++++ Given records

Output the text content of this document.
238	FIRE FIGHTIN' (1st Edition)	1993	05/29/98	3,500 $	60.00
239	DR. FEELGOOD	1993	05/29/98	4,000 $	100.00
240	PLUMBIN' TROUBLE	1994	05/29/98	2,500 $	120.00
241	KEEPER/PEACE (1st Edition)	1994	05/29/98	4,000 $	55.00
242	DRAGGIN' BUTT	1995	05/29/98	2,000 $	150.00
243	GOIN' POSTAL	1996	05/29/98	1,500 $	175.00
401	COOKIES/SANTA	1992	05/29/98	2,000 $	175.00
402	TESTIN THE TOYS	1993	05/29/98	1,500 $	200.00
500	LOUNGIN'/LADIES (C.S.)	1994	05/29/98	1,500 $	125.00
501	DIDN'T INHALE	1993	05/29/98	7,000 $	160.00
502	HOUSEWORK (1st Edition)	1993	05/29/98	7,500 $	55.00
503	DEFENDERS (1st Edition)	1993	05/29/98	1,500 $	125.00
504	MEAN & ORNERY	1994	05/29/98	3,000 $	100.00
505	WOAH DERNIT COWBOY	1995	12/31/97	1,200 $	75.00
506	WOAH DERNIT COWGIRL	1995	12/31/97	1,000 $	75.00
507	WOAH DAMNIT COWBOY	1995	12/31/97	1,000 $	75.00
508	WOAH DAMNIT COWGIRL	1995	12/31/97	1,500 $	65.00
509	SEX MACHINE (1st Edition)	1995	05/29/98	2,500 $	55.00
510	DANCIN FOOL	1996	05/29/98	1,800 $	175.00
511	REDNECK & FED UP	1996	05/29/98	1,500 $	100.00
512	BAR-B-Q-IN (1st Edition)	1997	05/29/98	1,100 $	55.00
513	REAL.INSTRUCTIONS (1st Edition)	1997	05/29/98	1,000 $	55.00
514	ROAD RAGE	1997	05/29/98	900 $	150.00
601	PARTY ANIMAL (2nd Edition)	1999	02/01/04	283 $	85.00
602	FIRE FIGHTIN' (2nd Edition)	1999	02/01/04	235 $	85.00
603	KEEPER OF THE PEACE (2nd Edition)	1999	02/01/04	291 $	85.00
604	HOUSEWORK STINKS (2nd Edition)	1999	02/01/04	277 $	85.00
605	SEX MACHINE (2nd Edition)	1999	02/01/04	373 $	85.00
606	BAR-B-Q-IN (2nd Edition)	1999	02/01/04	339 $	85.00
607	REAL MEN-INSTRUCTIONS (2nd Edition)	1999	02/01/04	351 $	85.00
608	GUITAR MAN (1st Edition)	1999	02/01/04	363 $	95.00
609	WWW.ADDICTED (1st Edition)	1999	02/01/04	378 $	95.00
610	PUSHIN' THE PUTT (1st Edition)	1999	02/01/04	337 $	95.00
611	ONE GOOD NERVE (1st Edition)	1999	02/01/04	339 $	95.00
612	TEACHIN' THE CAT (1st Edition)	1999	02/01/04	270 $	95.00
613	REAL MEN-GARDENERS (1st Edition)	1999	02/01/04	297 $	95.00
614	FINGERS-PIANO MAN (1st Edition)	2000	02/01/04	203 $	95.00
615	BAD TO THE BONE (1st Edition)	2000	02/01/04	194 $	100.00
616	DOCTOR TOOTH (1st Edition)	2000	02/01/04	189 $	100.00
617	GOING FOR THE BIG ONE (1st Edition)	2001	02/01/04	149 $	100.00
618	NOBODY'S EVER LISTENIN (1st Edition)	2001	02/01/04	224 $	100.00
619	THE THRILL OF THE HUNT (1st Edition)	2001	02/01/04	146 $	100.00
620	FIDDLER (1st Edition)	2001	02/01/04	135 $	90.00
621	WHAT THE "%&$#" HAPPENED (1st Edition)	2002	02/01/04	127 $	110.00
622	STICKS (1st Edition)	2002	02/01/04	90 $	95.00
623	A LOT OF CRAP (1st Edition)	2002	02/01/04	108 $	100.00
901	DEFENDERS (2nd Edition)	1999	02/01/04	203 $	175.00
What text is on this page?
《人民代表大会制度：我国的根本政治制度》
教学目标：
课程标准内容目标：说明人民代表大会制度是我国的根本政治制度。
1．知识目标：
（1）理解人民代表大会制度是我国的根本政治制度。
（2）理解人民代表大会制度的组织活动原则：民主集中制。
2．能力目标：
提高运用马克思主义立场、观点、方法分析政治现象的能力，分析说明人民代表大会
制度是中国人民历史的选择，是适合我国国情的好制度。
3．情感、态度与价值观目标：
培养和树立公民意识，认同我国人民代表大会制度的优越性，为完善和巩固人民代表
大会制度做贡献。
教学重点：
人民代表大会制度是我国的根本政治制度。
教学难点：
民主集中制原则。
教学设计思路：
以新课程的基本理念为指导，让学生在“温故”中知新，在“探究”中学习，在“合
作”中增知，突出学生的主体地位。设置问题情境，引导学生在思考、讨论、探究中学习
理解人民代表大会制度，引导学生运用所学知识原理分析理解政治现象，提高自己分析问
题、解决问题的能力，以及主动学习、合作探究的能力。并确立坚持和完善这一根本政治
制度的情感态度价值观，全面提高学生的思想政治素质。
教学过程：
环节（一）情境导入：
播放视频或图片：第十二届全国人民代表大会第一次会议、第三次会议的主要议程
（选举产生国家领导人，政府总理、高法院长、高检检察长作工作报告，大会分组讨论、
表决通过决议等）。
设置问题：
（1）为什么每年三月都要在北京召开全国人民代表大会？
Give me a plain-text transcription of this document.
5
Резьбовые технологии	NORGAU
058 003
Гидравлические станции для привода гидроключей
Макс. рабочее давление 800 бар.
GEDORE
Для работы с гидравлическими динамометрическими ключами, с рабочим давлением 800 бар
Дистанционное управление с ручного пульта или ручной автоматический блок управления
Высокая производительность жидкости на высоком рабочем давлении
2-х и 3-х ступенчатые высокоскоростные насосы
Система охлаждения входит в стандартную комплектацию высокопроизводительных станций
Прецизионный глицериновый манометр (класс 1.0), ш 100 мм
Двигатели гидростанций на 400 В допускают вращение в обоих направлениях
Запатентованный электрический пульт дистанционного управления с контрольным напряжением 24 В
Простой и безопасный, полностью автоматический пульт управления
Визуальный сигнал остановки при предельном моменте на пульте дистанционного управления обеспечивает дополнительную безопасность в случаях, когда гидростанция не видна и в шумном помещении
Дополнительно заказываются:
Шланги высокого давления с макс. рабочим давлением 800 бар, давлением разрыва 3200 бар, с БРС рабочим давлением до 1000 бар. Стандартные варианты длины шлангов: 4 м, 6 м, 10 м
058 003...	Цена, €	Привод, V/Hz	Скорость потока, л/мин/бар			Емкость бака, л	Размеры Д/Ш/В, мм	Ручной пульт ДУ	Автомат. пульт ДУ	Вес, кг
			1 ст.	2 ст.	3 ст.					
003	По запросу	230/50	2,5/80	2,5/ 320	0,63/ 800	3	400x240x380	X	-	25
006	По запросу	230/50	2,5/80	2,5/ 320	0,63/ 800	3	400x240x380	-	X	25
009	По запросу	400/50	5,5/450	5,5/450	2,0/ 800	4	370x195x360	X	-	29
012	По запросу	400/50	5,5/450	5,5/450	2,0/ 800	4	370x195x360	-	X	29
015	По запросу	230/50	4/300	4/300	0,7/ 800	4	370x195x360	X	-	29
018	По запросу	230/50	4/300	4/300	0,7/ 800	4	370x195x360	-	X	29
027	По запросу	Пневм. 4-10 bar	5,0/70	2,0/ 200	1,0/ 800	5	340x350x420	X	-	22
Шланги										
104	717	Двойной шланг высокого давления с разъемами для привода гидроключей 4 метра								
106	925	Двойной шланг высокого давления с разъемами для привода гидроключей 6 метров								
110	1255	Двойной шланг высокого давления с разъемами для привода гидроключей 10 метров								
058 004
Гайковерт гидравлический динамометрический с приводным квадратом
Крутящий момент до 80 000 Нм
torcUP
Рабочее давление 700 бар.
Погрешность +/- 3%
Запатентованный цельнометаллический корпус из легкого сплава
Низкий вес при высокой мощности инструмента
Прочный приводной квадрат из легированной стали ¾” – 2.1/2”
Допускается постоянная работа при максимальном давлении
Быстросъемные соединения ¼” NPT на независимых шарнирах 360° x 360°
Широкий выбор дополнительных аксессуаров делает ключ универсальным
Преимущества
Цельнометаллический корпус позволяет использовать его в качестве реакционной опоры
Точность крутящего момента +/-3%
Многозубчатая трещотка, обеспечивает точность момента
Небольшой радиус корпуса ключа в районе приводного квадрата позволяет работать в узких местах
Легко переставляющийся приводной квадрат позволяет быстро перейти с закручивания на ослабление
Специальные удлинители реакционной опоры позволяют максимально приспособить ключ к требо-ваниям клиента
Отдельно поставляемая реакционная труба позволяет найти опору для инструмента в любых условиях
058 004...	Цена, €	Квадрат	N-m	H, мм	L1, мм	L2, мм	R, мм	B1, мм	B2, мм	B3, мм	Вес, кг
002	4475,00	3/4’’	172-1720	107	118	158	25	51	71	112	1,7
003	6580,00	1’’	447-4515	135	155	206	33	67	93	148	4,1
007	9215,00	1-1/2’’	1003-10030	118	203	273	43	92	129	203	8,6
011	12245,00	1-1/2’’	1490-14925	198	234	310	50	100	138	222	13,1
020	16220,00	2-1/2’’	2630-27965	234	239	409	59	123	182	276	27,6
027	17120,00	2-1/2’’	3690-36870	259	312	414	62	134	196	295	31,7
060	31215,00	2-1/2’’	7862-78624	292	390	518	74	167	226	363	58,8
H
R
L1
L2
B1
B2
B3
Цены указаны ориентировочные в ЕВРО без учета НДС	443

++++++++

> [Problem to solve]: In the entries above, find lines with "давления" and copy each.

> [Final answer]:
Шланги высокого давления с макс. рабочим давлением 800 бар, давлением разрыва 3200 бар, с БРС рабочим давлением до 1000 бар. Стандартные варианты длины шлангов: 4 м, 6 м, 10 м
104	717	Двойной шланг высокого давления с разъемами для привода гидроключей 4 метра								
106	925	Двойной шланг высокого давления с разъемами для привода гидроключей 6 метров								
110	1255	Двойной шланг высокого давления с разъемами для привода гидроключей 10 метров								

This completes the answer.